What you have to do:
Please give the listing again, word for word, with nothing left out.

━━━ Excerpted data ━━━

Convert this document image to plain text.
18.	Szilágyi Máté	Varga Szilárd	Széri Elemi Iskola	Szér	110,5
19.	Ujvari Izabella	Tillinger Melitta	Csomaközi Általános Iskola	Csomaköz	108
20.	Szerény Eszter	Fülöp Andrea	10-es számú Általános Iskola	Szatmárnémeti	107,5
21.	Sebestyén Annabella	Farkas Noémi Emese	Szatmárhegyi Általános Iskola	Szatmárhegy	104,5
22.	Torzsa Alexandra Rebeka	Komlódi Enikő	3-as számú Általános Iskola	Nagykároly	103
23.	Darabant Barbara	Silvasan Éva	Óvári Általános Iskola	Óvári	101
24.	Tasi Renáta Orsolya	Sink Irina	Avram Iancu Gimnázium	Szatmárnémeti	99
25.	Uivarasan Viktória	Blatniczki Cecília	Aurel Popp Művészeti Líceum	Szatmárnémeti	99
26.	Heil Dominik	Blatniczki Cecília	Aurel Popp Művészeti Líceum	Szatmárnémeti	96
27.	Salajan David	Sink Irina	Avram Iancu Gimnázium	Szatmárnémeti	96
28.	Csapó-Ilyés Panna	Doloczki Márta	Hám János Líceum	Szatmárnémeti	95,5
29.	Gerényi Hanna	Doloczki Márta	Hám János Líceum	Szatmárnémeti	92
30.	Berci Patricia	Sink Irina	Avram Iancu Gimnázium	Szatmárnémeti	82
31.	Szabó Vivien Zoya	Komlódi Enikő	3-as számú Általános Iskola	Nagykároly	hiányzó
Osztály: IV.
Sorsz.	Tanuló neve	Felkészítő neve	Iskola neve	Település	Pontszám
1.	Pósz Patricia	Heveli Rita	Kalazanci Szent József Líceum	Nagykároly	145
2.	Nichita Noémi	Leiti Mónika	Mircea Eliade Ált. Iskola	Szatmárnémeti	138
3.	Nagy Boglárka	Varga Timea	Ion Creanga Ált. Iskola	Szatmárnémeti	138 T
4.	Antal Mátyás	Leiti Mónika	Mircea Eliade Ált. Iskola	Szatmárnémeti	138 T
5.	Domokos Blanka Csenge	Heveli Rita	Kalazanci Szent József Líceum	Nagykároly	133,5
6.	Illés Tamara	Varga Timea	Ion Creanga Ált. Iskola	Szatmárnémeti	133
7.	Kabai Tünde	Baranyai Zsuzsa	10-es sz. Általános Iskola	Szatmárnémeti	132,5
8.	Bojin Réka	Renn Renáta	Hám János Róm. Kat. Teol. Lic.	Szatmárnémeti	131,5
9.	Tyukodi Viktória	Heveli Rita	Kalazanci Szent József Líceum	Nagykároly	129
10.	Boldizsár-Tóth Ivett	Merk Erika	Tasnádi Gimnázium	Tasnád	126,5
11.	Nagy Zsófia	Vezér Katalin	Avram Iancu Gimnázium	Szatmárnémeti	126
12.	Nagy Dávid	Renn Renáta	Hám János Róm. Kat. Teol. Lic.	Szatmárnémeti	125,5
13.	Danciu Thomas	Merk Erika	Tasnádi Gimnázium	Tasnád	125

━━━

The reply:
Convert this document image to plain text.
18.	Szilágyi Máté	Varga Szilárd	Széri Elemi Iskola	Szér	110,5
19.	Ujvari Izabella	Tillinger Melitta	Csomaközi Általános Iskola	Csomaköz	108
20.	Szerény Eszter	Fülöp Andrea	10-es számú Általános Iskola	Szatmárnémeti	107,5
21.	Sebestyén Annabella	Farkas Noémi Emese	Szatmárhegyi Általános Iskola	Szatmárhegy	104,5
22.	Torzsa Alexandra Rebeka	Komlódi Enikő	3-as számú Általános Iskola	Nagykároly	103
23.	Darabant Barbara	Silvasan Éva	Óvári Általános Iskola	Óvári	101
24.	Tasi Renáta Orsolya	Sink Irina	Avram Iancu Gimnázium	Szatmárnémeti	99
25.	Uivarasan Viktória	Blatniczki Cecília	Aurel Popp Művészeti Líceum	Szatmárnémeti	99
26.	Heil Dominik	Blatniczki Cecília	Aurel Popp Művészeti Líceum	Szatmárnémeti	96
27.	Salajan David	Sink Irina	Avram Iancu Gimnázium	Szatmárnémeti	96
28.	Csapó-Ilyés Panna	Doloczki Márta	Hám János Líceum	Szatmárnémeti	95,5
29.	Gerényi Hanna	Doloczki Márta	Hám János Líceum	Szatmárnémeti	92
30.	Berci Patricia	Sink Irina	Avram Iancu Gimnázium	Szatmárnémeti	82
31.	Szabó Vivien Zoya	Komlódi Enikő	3-as számú Általános Iskola	Nagykároly	hiányzó
Osztály: IV.
Sorsz.	Tanuló neve	Felkészítő neve	Iskola neve	Település	Pontszám
1.	Pósz Patricia	Heveli Rita	Kalazanci Szent József Líceum	Nagykároly	145
2.	Nichita Noémi	Leiti Mónika	Mircea Eliade Ált. Iskola	Szatmárnémeti	138
3.	Nagy Boglárka	Varga Timea	Ion Creanga Ált. Iskola	Szatmárnémeti	138 T
4.	Antal Mátyás	Leiti Mónika	Mircea Eliade Ált. Iskola	Szatmárnémeti	138 T
5.	Domokos Blanka Csenge	Heveli Rita	Kalazanci Szent József Líceum	Nagykároly	133,5
6.	Illés Tamara	Varga Timea	Ion Creanga Ált. Iskola	Szatmárnémeti	133
7.	Kabai Tünde	Baranyai Zsuzsa	10-es sz. Általános Iskola	Szatmárnémeti	132,5
8.	Bojin Réka	Renn Renáta	Hám János Róm. Kat. Teol. Lic.	Szatmárnémeti	131,5
9.	Tyukodi Viktória	Heveli Rita	Kalazanci Szent József Líceum	Nagykároly	129
10.	Boldizsár-Tóth Ivett	Merk Erika	Tasnádi Gimnázium	Tasnád	126,5
11.	Nagy Zsófia	Vezér Katalin	Avram Iancu Gimnázium	Szatmárnémeti	126
12.	Nagy Dávid	Renn Renáta	Hám János Róm. Kat. Teol. Lic.	Szatmárnémeti	125,5
13.	Danciu Thomas	Merk Erika	Tasnádi Gimnázium	Tasnád	125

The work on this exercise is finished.